====== Supplied data
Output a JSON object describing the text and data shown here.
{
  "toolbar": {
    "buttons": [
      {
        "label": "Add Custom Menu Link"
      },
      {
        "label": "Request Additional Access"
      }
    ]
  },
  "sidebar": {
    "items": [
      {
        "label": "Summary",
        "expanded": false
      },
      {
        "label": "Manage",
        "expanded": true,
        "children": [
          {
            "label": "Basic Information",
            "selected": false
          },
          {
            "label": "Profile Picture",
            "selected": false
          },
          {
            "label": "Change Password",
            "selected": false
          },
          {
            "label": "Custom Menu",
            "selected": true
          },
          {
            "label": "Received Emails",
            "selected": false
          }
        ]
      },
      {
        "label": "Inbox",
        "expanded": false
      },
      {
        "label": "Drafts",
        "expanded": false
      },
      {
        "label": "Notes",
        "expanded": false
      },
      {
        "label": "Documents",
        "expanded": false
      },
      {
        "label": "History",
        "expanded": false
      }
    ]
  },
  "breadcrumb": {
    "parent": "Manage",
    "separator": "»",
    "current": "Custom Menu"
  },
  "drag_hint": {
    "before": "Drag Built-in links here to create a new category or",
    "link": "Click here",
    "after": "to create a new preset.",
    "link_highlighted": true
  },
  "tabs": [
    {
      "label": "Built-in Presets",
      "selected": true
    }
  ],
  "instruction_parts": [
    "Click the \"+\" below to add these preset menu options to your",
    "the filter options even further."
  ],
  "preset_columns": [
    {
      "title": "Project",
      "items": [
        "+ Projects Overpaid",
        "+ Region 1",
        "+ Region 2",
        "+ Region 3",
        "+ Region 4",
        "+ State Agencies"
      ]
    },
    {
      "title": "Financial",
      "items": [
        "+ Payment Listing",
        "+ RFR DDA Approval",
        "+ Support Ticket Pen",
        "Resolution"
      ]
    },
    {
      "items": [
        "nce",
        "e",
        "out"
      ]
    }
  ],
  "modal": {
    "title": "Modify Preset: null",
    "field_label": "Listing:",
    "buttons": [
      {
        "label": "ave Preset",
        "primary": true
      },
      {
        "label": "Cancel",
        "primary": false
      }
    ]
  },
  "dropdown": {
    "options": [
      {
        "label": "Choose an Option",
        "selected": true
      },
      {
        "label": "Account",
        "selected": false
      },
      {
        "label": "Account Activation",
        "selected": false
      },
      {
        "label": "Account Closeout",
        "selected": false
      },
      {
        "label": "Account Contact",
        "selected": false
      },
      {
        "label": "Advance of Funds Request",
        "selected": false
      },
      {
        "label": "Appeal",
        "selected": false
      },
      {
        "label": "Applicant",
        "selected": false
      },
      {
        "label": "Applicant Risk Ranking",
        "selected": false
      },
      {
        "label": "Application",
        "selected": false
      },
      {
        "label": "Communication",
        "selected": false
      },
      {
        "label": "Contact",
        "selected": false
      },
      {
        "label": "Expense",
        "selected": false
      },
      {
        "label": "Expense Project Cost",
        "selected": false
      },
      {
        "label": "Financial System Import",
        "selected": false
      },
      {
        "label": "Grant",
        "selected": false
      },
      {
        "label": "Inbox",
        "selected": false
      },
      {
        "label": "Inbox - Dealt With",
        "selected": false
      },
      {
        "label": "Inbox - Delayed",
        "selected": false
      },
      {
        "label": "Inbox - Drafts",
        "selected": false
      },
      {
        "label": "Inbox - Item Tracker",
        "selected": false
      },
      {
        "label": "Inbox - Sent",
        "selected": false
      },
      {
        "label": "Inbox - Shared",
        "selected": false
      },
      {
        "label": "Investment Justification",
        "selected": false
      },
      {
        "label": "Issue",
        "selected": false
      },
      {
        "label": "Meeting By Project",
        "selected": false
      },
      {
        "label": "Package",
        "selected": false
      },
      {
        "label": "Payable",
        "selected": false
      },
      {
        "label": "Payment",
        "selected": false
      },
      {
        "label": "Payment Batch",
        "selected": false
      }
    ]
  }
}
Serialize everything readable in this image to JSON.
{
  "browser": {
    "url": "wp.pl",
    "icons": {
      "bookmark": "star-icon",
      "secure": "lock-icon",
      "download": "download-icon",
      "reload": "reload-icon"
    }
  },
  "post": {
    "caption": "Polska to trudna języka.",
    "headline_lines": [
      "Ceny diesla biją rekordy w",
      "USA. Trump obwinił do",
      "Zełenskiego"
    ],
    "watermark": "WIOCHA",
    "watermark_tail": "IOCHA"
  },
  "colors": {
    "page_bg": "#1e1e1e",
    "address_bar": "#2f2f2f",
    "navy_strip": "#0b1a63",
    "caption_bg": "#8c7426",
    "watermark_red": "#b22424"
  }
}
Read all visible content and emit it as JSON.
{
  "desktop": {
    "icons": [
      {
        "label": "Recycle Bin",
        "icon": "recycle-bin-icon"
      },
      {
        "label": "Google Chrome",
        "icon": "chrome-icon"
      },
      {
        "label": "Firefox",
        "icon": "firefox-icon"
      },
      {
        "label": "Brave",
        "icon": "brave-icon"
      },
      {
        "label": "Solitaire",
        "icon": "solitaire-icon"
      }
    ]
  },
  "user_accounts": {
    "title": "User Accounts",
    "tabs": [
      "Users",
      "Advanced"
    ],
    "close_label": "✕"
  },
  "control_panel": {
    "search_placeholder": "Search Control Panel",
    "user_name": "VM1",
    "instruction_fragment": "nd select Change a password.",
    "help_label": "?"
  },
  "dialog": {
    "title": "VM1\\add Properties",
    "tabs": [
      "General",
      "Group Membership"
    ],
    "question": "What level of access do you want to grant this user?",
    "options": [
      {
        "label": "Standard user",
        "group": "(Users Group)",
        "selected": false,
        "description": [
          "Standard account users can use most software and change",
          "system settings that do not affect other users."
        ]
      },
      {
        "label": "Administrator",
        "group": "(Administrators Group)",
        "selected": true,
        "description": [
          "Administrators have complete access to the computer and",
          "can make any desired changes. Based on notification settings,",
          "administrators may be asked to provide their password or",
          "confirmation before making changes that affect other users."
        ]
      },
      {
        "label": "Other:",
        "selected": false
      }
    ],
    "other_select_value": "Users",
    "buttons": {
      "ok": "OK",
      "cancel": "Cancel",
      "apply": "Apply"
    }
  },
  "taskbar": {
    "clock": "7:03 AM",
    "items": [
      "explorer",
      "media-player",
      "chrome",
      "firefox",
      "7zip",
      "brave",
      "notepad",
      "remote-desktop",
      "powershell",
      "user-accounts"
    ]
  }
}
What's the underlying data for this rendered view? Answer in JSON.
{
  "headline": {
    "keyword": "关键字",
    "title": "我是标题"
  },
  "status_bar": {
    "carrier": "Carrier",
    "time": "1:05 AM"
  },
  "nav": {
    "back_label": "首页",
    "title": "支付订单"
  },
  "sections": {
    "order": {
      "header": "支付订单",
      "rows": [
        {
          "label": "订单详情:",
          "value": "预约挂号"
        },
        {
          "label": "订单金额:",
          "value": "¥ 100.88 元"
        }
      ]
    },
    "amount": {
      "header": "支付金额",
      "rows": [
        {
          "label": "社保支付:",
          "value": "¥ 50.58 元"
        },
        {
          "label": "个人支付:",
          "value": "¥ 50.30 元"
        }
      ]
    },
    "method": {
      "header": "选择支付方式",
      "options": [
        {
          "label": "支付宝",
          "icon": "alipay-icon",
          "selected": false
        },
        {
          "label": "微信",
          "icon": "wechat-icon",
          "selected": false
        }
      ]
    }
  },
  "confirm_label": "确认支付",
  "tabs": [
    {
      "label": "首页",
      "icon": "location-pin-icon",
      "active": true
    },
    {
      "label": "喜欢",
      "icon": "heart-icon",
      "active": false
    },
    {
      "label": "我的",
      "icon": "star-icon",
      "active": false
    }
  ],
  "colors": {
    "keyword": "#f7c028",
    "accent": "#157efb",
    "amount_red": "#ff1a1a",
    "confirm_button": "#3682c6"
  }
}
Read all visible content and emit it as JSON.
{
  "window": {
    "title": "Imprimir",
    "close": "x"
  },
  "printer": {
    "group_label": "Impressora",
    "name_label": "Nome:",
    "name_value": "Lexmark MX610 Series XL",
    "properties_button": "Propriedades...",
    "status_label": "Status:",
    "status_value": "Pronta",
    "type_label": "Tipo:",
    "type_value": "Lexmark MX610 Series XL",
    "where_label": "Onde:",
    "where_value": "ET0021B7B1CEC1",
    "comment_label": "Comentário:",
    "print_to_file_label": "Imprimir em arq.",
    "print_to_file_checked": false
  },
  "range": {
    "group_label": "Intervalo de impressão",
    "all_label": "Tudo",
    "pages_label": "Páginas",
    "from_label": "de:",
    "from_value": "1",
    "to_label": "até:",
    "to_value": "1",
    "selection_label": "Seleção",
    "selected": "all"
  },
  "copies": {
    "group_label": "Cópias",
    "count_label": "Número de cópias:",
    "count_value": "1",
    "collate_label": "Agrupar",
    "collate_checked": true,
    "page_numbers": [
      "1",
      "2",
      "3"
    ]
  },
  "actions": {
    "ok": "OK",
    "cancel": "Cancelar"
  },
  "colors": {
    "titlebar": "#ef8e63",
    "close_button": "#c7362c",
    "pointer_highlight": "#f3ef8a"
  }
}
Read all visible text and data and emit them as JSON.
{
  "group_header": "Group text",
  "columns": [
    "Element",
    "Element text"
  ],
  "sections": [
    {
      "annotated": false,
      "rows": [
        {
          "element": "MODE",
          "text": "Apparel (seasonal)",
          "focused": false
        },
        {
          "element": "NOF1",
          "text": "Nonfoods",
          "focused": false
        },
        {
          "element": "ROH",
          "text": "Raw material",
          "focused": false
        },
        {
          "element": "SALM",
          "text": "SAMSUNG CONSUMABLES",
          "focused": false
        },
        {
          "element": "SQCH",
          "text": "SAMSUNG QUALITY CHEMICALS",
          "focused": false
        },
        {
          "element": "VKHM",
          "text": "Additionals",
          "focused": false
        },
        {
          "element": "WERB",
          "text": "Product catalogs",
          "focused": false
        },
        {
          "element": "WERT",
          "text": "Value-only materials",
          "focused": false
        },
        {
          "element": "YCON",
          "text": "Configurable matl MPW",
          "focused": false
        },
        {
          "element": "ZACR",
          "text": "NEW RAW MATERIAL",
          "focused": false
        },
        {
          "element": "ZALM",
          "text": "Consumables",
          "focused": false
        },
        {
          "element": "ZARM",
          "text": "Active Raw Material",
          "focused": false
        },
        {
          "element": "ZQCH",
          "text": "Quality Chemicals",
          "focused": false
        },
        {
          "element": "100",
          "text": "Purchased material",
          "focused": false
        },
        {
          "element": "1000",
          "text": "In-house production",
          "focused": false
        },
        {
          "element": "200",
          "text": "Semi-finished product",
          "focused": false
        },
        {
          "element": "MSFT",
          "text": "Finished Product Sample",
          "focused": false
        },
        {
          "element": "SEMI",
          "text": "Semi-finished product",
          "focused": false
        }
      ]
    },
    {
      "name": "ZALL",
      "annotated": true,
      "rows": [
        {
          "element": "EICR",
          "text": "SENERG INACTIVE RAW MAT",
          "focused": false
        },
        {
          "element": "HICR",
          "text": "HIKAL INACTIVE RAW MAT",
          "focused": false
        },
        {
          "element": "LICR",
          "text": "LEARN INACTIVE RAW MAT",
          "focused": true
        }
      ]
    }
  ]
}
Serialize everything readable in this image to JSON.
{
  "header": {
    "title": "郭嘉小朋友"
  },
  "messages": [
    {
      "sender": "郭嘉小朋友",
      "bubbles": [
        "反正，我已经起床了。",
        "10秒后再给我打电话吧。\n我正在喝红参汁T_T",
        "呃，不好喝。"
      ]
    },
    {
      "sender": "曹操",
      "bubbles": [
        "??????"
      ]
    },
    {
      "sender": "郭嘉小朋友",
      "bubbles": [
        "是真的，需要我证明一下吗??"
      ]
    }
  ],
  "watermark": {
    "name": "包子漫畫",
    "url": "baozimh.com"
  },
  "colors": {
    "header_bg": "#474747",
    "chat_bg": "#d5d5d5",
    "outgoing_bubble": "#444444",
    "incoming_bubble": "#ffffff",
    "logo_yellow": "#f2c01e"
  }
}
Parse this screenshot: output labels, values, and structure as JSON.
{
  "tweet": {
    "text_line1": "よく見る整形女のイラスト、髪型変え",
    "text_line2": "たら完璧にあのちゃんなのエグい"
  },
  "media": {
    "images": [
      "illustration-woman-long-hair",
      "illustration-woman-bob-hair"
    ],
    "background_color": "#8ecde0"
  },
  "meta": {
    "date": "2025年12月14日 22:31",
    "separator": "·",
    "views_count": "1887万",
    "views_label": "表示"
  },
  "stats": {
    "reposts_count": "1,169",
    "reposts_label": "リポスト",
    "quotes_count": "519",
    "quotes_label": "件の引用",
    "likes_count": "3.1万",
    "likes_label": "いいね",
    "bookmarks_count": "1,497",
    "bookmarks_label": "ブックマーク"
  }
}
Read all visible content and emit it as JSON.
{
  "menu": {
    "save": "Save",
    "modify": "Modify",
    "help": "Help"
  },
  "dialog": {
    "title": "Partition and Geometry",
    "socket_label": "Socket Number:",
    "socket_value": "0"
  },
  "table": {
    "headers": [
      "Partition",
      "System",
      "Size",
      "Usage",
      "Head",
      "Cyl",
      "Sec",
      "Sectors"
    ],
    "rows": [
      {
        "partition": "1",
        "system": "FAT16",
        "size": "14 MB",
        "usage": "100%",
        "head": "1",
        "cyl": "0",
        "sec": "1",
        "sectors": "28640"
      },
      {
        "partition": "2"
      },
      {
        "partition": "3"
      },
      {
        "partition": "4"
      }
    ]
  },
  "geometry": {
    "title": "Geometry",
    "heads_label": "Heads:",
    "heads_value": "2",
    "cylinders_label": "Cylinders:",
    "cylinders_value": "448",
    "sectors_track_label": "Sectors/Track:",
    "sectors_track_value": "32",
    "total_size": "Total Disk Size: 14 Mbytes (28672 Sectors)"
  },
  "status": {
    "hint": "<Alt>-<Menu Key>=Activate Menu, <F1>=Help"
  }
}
============
## Work to do
Copy all lines in the listing above where the string "Applicant" appears.

## Solution to this exercise
        "label": "Applicant",
        "label": "Applicant Risk Ranking",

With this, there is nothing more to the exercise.